_ENTRIES SHOWN_.

◇ ◇ ◇

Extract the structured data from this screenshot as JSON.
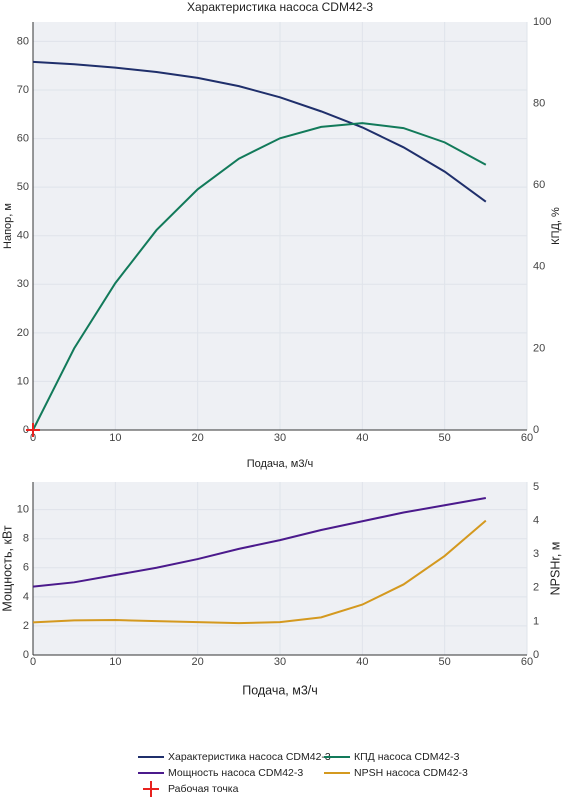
{
  "chart_data": [
    {
      "type": "line",
      "title": "Характеристика насоса CDM42-3",
      "xlabel": "Подача, м3/ч",
      "ylabel": "Напор, м",
      "y2label": "КПД, %",
      "xlim": [
        0,
        60
      ],
      "xticks": [
        0,
        10,
        20,
        30,
        40,
        50,
        60
      ],
      "ylim": [
        0,
        84
      ],
      "yticks": [
        0,
        10,
        20,
        30,
        40,
        50,
        60,
        70,
        80
      ],
      "y2lim": [
        0,
        100
      ],
      "y2ticks": [
        0,
        20,
        40,
        60,
        80,
        100
      ],
      "grid": true,
      "x": [
        0,
        5,
        10,
        15,
        20,
        25,
        30,
        35,
        40,
        45,
        50,
        55
      ],
      "series": [
        {
          "name": "Характеристика насоса CDM42-3",
          "color": "#1f2f6b",
          "values": [
            75.8,
            75.3,
            74.6,
            73.7,
            72.5,
            70.8,
            68.5,
            65.6,
            62.3,
            58.2,
            53.2,
            47
          ]
        },
        {
          "name": "КПД насоса CDM42-3",
          "color": "#127a5a",
          "axis": "y2",
          "values": [
            0,
            20,
            36,
            49,
            59,
            66.5,
            71.5,
            74.3,
            75.2,
            74,
            70.5,
            65
          ]
        },
        {
          "name": "Рабочая точка",
          "color": "#e8221f",
          "mode": "markers",
          "x": [
            0
          ],
          "values": [
            0
          ]
        }
      ]
    },
    {
      "type": "line",
      "xlabel": "Подача, м3/ч",
      "ylabel": "Мощность, кВт",
      "y2label": "NPSHr, м",
      "xlim": [
        0,
        60
      ],
      "xticks": [
        0,
        10,
        20,
        30,
        40,
        50,
        60
      ],
      "ylim": [
        0,
        11.9
      ],
      "yticks": [
        0,
        2,
        4,
        6,
        8,
        10
      ],
      "y2lim": [
        0,
        5.15
      ],
      "y2ticks": [
        0,
        1,
        2,
        3,
        4,
        5
      ],
      "grid": true,
      "x": [
        0,
        5,
        10,
        15,
        20,
        25,
        30,
        35,
        40,
        45,
        50,
        55
      ],
      "series": [
        {
          "name": "Мощность насоса CDM42-3",
          "color": "#4b1a8c",
          "values": [
            4.7,
            5.0,
            5.5,
            6.0,
            6.6,
            7.3,
            7.9,
            8.6,
            9.2,
            9.8,
            10.3,
            10.8
          ]
        },
        {
          "name": "NPSH насоса CDM42-3",
          "color": "#d4991f",
          "axis": "y2",
          "values": [
            0.97,
            1.03,
            1.04,
            1.01,
            0.98,
            0.95,
            0.98,
            1.12,
            1.5,
            2.1,
            2.95,
            4.0
          ]
        }
      ]
    }
  ]
}
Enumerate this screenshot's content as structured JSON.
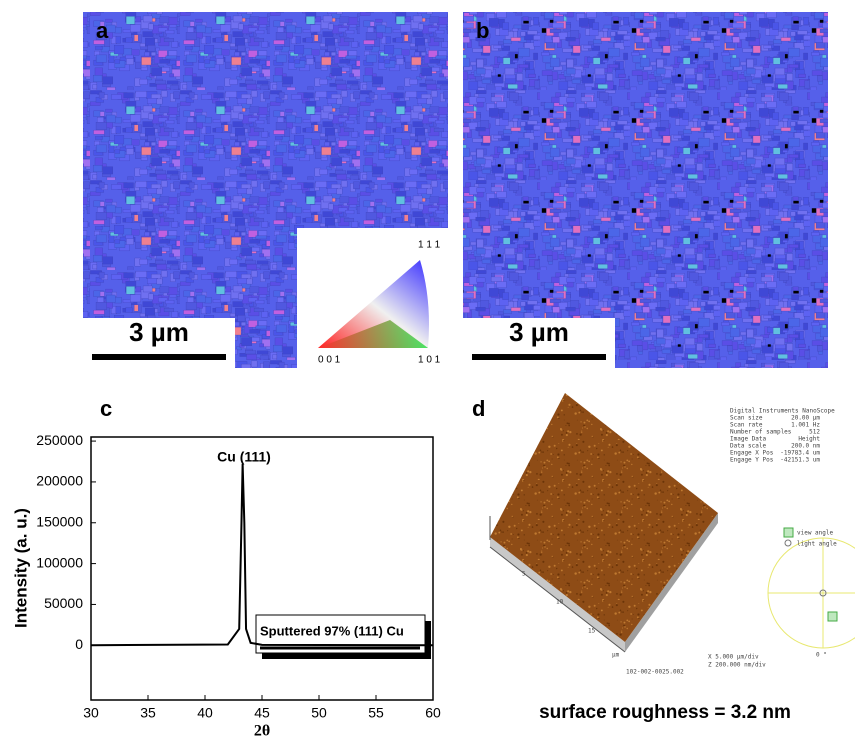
{
  "panels": {
    "a": {
      "label": "a",
      "scale_bar": "3 µm",
      "key_labels": [
        "0 0 1",
        "1 0 1",
        "1 1 1"
      ]
    },
    "b": {
      "label": "b",
      "scale_bar": "3 µm"
    },
    "c": {
      "label": "c"
    },
    "d": {
      "label": "d",
      "info": [
        "Digital Instruments NanoScope",
        "Scan size",
        "20.00 µm",
        "Scan rate",
        "1.001 Hz",
        "Number of samples",
        "512",
        "Image Data",
        "Height",
        "Data scale",
        "200.0 nm",
        "Engage X Pos",
        "-19783.4 um",
        "Engage Y Pos",
        "-42151.3 um"
      ],
      "axis_ticks": [
        "5",
        "10",
        "15"
      ],
      "axis_unit": "µm",
      "file": "102-002-0025.002",
      "scale_x": "X  5.000 µm/div",
      "scale_z": "Z  200.000 nm/div",
      "view_angle": "view angle",
      "light_angle": "light angle",
      "angle": "0 °",
      "caption": "surface roughness = 3.2 nm"
    }
  },
  "chart_data": {
    "type": "line",
    "xlabel": "2θ",
    "ylabel": "Intensity (a. u.)",
    "annotation": "Cu (111)",
    "x": [
      30,
      42,
      43.0,
      43.2,
      43.3,
      43.45,
      43.6,
      44,
      45,
      60
    ],
    "series": [
      {
        "name": "Sputtered 97% (111) Cu",
        "color": "#000000",
        "values": [
          0,
          1000,
          20000,
          150000,
          222000,
          150000,
          20000,
          3000,
          500,
          0
        ]
      }
    ],
    "xlim": [
      30,
      60
    ],
    "xticks": [
      30,
      35,
      40,
      45,
      50,
      55,
      60
    ],
    "ylim": [
      -67000,
      255000
    ],
    "yticks": [
      0,
      50000,
      100000,
      150000,
      200000,
      250000
    ]
  }
}
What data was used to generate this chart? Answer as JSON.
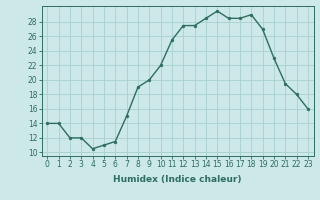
{
  "x": [
    0,
    1,
    2,
    3,
    4,
    5,
    6,
    7,
    8,
    9,
    10,
    11,
    12,
    13,
    14,
    15,
    16,
    17,
    18,
    19,
    20,
    21,
    22,
    23
  ],
  "y": [
    14,
    14,
    12,
    12,
    10.5,
    11,
    11.5,
    15,
    19,
    20,
    22,
    25.5,
    27.5,
    27.5,
    28.5,
    29.5,
    28.5,
    28.5,
    29,
    27,
    23,
    19.5,
    18,
    16
  ],
  "line_color": "#2d6e5e",
  "marker_color": "#2d6e5e",
  "bg_color": "#cce8e8",
  "grid_color": "#a8d0d0",
  "xlabel": "Humidex (Indice chaleur)",
  "ylabel": "",
  "xlim": [
    -0.5,
    23.5
  ],
  "ylim": [
    9.5,
    30.2
  ],
  "yticks": [
    10,
    12,
    14,
    16,
    18,
    20,
    22,
    24,
    26,
    28
  ],
  "xticks": [
    0,
    1,
    2,
    3,
    4,
    5,
    6,
    7,
    8,
    9,
    10,
    11,
    12,
    13,
    14,
    15,
    16,
    17,
    18,
    19,
    20,
    21,
    22,
    23
  ],
  "xlabel_fontsize": 6.5,
  "tick_fontsize": 5.5,
  "linewidth": 1.0,
  "markersize": 2.0
}
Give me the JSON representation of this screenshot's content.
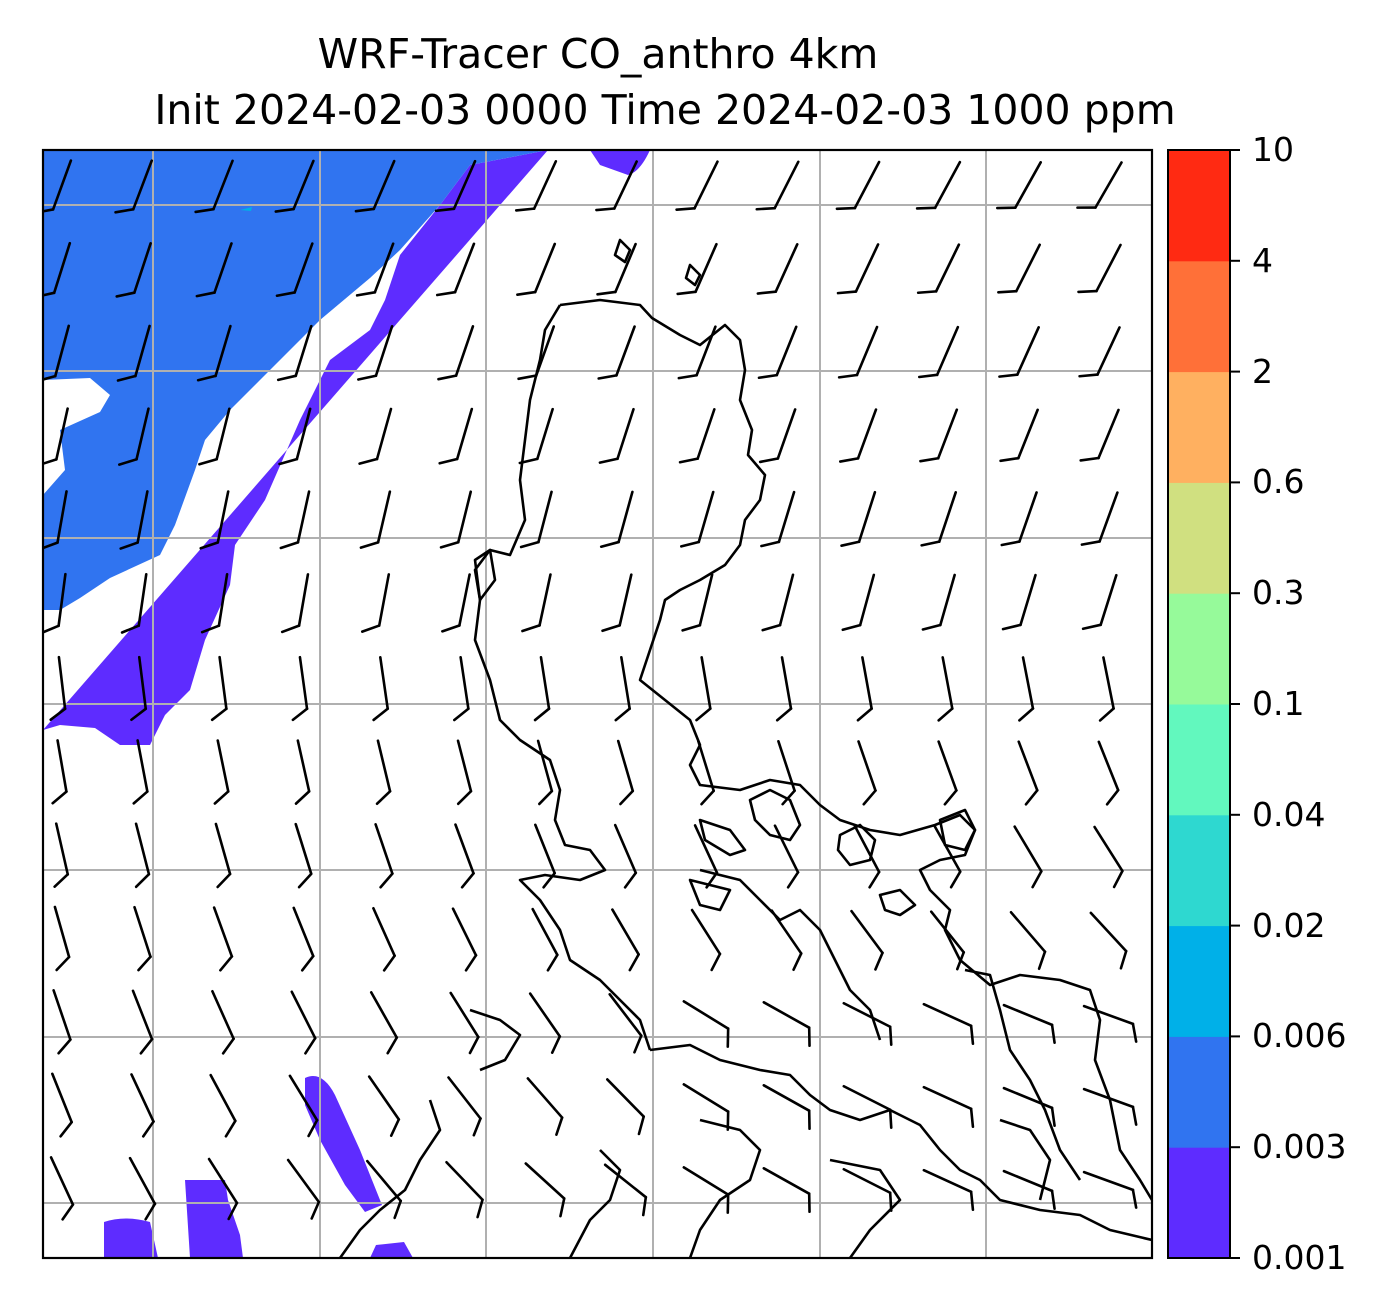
{
  "title": {
    "line1": "WRF-Tracer CO_anthro 4km",
    "line2": "Init 2024-02-03 0000 Time 2024-02-03 1000 ppm"
  },
  "colorbar": {
    "levels": [
      "0.001",
      "0.003",
      "0.006",
      "0.02",
      "0.04",
      "0.1",
      "0.3",
      "0.6",
      "2",
      "4",
      "10"
    ],
    "colors": [
      "#5e2cff",
      "#3074f0",
      "#00b0e8",
      "#2ed8d0",
      "#62f8be",
      "#96fa9a",
      "#d0e080",
      "#ffb060",
      "#ff7038",
      "#ff2a12"
    ]
  },
  "map": {
    "layer": "CO_anthro tracer concentration",
    "overlay_icons": [
      "wind-barb-icon",
      "coastline-outline"
    ],
    "gridlines": true
  }
}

◇ ◇ ◇

_WHAT NEEDS TO BE DONE_.
Pull out all lines from the entries above that include the word "Мощность".

_EXERCISE RESULT_.
      "ylabel": "Мощность, кВт",
          "name": "Мощность насоса CDM42-3",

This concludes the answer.